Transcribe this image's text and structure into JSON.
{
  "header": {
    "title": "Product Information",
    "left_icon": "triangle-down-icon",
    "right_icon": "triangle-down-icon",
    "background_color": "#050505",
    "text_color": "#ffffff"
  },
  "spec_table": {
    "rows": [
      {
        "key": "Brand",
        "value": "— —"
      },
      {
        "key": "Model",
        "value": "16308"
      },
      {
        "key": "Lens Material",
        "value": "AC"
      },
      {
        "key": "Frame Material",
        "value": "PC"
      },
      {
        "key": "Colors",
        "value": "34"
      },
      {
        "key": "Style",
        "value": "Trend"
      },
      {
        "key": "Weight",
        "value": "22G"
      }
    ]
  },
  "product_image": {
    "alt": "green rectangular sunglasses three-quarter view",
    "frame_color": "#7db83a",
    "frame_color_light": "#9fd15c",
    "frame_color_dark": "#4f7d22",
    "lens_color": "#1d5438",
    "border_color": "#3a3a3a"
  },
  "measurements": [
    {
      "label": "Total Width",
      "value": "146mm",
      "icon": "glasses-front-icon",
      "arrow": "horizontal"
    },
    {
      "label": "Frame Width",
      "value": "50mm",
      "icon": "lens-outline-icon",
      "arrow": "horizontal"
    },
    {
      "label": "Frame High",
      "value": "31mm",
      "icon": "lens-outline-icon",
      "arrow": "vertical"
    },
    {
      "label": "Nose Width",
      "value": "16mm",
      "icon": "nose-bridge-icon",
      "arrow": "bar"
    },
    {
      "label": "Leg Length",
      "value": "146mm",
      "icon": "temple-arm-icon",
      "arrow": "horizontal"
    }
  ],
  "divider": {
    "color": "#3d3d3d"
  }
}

* _PROBLEM REQUIREMENTS_: Each entry is to be returned in full, character for character.

* _SOLUTION_:
Transcribe this image's text and structure into JSON.
{
  "header": {
    "title": "Product Information",
    "left_icon": "triangle-down-icon",
    "right_icon": "triangle-down-icon",
    "background_color": "#050505",
    "text_color": "#ffffff"
  },
  "spec_table": {
    "rows": [
      {
        "key": "Brand",
        "value": "— —"
      },
      {
        "key": "Model",
        "value": "16308"
      },
      {
        "key": "Lens Material",
        "value": "AC"
      },
      {
        "key": "Frame Material",
        "value": "PC"
      },
      {
        "key": "Colors",
        "value": "34"
      },
      {
        "key": "Style",
        "value": "Trend"
      },
      {
        "key": "Weight",
        "value": "22G"
      }
    ]
  },
  "product_image": {
    "alt": "green rectangular sunglasses three-quarter view",
    "frame_color": "#7db83a",
    "frame_color_light": "#9fd15c",
    "frame_color_dark": "#4f7d22",
    "lens_color": "#1d5438",
    "border_color": "#3a3a3a"
  },
  "measurements": [
    {
      "label": "Total Width",
      "value": "146mm",
      "icon": "glasses-front-icon",
      "arrow": "horizontal"
    },
    {
      "label": "Frame Width",
      "value": "50mm",
      "icon": "lens-outline-icon",
      "arrow": "horizontal"
    },
    {
      "label": "Frame High",
      "value": "31mm",
      "icon": "lens-outline-icon",
      "arrow": "vertical"
    },
    {
      "label": "Nose Width",
      "value": "16mm",
      "icon": "nose-bridge-icon",
      "arrow": "bar"
    },
    {
      "label": "Leg Length",
      "value": "146mm",
      "icon": "temple-arm-icon",
      "arrow": "horizontal"
    }
  ],
  "divider": {
    "color": "#3d3d3d"
  }
}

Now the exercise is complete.